**Entries provided**
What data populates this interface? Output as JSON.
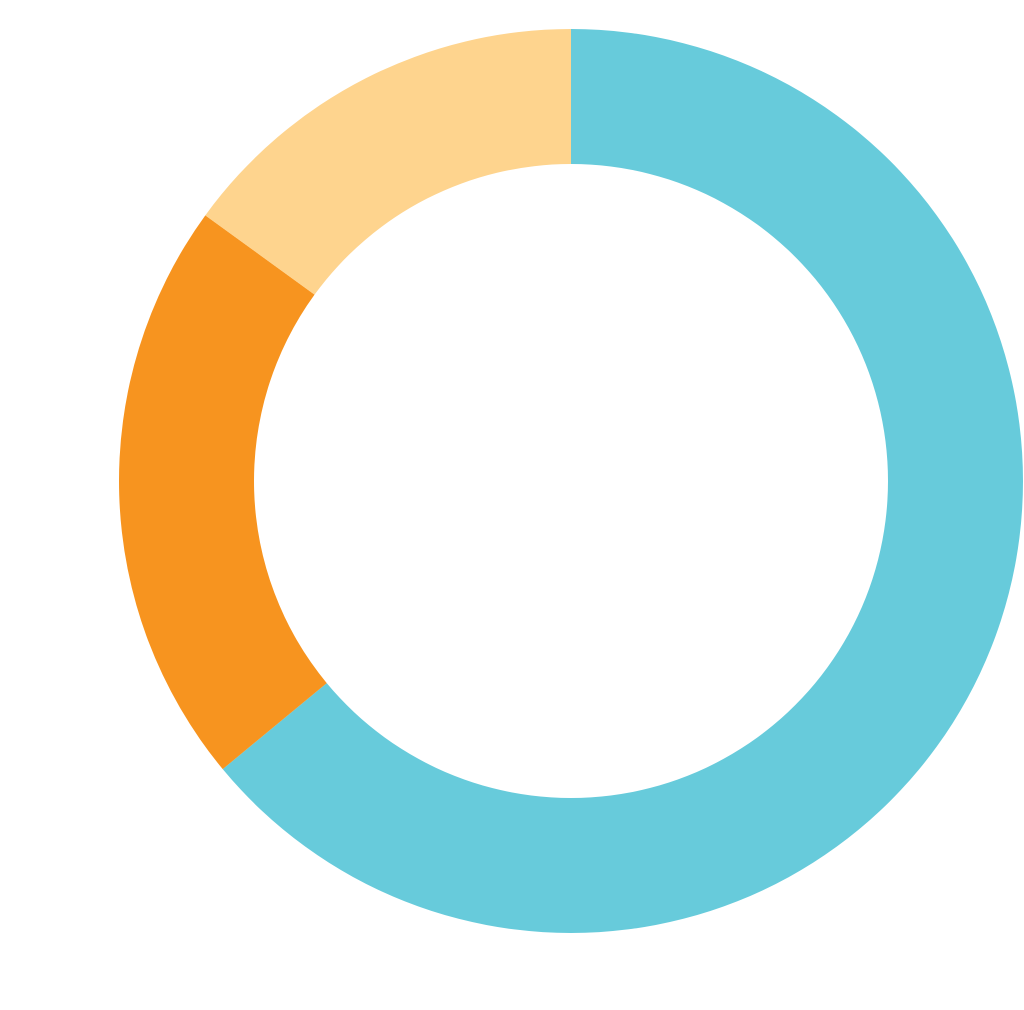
{
  "chart_data": {
    "type": "donut",
    "values": [
      64,
      21,
      15
    ],
    "colors": [
      "#67cbdb",
      "#f7941f",
      "#fed48e"
    ],
    "start_angle": 0,
    "direction": "clockwise"
  }
}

**Task description**
Repeat the listing above exactly, with no pictures.

**Answer to the task**
What data populates this interface? Output as JSON.
{
  "chart_data": {
    "type": "donut",
    "values": [
      64,
      21,
      15
    ],
    "colors": [
      "#67cbdb",
      "#f7941f",
      "#fed48e"
    ],
    "start_angle": 0,
    "direction": "clockwise"
  }
}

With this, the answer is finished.